TEXT BLOCK →
=== Begin Enclosure ===

From page 238 (and this may be page 238 of a different volume):
1692   May24th   In London
On whether the praises of God should be sung in public assemblies? Many churches were distracted on this subject, and many pamphlets had appeared. The protagonists included B. Keach, Isaac Marlow, George Barrette, Hercules Collins, Richard Allen, and Thomas Hollowell. John Bunyan advocated singing in 1688. The General Assembly of Particular Baptists intervened and referred the subject to the consideration of Andrew Gifford, Bristol; Edward White, Eversholt; Henry Austin, Norwich; Robert Keate, Wantage; John Wills, Allesbrey; Samuel Buttel, Plymouth; and John Scott. They were directed to consider the question “only respecting reflections and matters of fact.” They reported on the above date, a truce followed, and the practice of congregational singing more and more prevailed.

In 1689 the General Baptist Assembly, following the lead Thomas Grantham gave in 1678, sanctioned the singing of praises in the church by a soloist, but forbade congregational psalmody. The same year the Particular Baptist Assembly was asked to take action, but refused until 1692.

So this was the particular baptists forming a committee, including Edward White from Eversholt, to decide whether it was appropriate for the congregation to sing in church. The particular baptists said it was. The general baptists said it wasn’t. This was 1692, or thereabouts. It’s particularly amusing that the matter was debated by the “General Assembly of the Particular Baptists”!
This clipping comes from a chapter called “The Life and Works of Mrs Ann Dutton” and that would probably reward much more research.
This implies that Matthew Dutton, assumed to be Particular Baptist pastor at Eversholt, had many children, then died on 11 Apr 1719. One child was Benjamin Dutton, born 12 Feb 1691 [these are Julian calendar dates], and married widow Ann before 1732. Matthew Dutton’s wife was born about 1650 and died 30 May 1742. There is a Dutton Library and Great Gransden. Did that, or does that even now, hold information about Eversholt in the 1600s?
Transactions : v. 1-21 (April 1901), Congregational Historical Society, says:
Richard Conder died and was succeeded as pastor by Richard Dix who in turn was followed by Jabez Conder but the entries in the Church Book after 1704 are very fragmentary. On the death of Jabez Conder relations between the Croydon church and its related group of members at Great Gransden became very strained. The Great Gransden members invited Benjamin Dutton, son of the Baptist pastor at Eversholt, Beds., to preach to them and then offered him the pastorate. The Croydon members objected but the Great Gransden group had the Church Book and entries from 1732 onwards relate to Great Gransden only the Croydon church soon faded away.

That implies that Benjamin really was the son of Matthew Dutton of Eversholt, which is not what the Oxford Dictionary of National Biography seems to say. Never mind.

=== End Enclosure ===

WORK INSTRUCTIONS →
1. According to the text on Baptist singing, in what year did John Bunyan advocate singing?
2. Please say whether each statement agrees with the text on Baptist singing, quoting the words that decide it. (a) In 1689 the General Baptist Assembly forbade congregational psalmody. (b) Benjamin Dutton was born in 1695. (c) Church Book entries from 1732 onwards relate to Croydon only.
Answer from the text alone, not from the entries.

RECORDS SHOWN →
=== Begin Enclosure ===

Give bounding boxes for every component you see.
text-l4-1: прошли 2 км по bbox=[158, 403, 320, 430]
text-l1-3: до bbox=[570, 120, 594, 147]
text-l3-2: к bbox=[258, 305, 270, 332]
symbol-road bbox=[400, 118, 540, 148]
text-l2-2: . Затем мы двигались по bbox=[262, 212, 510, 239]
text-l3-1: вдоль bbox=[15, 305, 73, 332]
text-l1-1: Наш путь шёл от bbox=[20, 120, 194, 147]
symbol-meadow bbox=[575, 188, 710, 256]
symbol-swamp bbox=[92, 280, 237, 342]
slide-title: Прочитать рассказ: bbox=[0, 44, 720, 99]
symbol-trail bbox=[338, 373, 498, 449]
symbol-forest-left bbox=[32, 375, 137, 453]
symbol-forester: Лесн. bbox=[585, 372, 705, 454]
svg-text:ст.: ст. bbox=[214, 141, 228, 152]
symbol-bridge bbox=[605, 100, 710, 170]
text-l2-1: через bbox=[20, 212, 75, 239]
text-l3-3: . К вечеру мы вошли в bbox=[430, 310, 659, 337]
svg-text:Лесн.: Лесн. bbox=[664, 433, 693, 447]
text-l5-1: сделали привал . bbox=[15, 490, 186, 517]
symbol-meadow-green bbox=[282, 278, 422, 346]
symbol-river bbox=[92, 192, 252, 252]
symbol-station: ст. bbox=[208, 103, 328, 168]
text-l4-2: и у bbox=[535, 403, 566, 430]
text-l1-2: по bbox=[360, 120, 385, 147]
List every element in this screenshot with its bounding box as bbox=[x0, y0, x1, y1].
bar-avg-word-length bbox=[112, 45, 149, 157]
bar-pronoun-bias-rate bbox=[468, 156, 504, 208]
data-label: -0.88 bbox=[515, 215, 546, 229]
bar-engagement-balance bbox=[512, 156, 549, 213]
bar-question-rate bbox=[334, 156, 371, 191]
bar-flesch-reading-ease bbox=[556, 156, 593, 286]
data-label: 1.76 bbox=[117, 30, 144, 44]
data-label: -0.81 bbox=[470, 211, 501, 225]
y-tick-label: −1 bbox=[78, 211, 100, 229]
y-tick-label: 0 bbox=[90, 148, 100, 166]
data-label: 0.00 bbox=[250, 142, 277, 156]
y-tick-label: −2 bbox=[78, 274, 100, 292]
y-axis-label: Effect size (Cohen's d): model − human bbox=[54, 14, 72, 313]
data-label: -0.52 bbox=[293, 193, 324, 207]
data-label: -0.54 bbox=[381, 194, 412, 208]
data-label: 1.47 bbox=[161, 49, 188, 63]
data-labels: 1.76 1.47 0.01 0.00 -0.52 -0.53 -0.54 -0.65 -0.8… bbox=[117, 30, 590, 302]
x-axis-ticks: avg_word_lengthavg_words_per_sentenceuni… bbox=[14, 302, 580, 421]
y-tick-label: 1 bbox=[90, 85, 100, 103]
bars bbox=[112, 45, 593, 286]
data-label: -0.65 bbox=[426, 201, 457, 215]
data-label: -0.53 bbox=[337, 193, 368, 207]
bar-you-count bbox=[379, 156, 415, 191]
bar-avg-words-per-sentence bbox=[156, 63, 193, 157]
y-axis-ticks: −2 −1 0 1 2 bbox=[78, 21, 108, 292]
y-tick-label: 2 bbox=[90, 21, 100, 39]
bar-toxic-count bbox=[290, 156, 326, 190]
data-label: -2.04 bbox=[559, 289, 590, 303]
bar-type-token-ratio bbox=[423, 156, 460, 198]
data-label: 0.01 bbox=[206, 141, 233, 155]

=== End Enclosure ===

ANSWERS FOR THIS EXERCISE →
1. 1688

2.
(a) Yes: "sanctioned the singing of praises in the church by a soloist, but forbade congregational psalmody"
(b) No: "born 12 Feb 1691"
(c) No: "entries from 1732 onwards relate to Great Gransden only"